GIVEN INSTRUCTION:
Track down every line below that holds "this" and copy it.

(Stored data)
[start]

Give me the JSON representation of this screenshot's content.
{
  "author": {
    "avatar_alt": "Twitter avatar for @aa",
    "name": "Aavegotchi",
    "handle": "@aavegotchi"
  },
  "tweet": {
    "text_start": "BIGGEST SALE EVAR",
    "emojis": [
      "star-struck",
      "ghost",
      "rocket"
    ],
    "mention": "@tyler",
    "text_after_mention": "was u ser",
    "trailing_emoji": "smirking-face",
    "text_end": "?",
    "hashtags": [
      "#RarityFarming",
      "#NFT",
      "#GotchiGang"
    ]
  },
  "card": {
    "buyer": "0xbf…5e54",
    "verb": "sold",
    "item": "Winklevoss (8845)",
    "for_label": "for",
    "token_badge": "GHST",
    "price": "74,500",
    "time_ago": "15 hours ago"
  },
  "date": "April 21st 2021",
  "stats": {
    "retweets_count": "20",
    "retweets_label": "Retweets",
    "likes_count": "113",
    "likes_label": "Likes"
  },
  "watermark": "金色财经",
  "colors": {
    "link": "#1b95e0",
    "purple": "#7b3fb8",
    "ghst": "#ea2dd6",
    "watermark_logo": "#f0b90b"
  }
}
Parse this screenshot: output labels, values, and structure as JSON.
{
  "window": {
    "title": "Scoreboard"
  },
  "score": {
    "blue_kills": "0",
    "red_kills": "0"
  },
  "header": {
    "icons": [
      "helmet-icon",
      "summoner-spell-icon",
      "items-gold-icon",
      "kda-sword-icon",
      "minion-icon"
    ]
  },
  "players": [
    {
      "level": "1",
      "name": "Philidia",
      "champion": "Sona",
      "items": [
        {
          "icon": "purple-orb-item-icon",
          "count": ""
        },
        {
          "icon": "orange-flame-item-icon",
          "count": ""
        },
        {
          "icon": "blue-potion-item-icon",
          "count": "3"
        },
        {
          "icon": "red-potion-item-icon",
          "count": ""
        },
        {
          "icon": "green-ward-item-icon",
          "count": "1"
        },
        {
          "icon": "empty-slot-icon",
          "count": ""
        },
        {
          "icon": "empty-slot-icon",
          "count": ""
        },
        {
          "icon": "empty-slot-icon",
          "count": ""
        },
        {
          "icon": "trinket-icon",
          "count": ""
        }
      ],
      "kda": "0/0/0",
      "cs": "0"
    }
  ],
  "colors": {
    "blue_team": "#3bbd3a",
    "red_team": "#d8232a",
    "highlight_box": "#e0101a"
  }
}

[end]

EXERCISE OUTPUT:
Give me the JSON representation of this screenshot's content.
Parse this screenshot: output labels, values, and structure as JSON.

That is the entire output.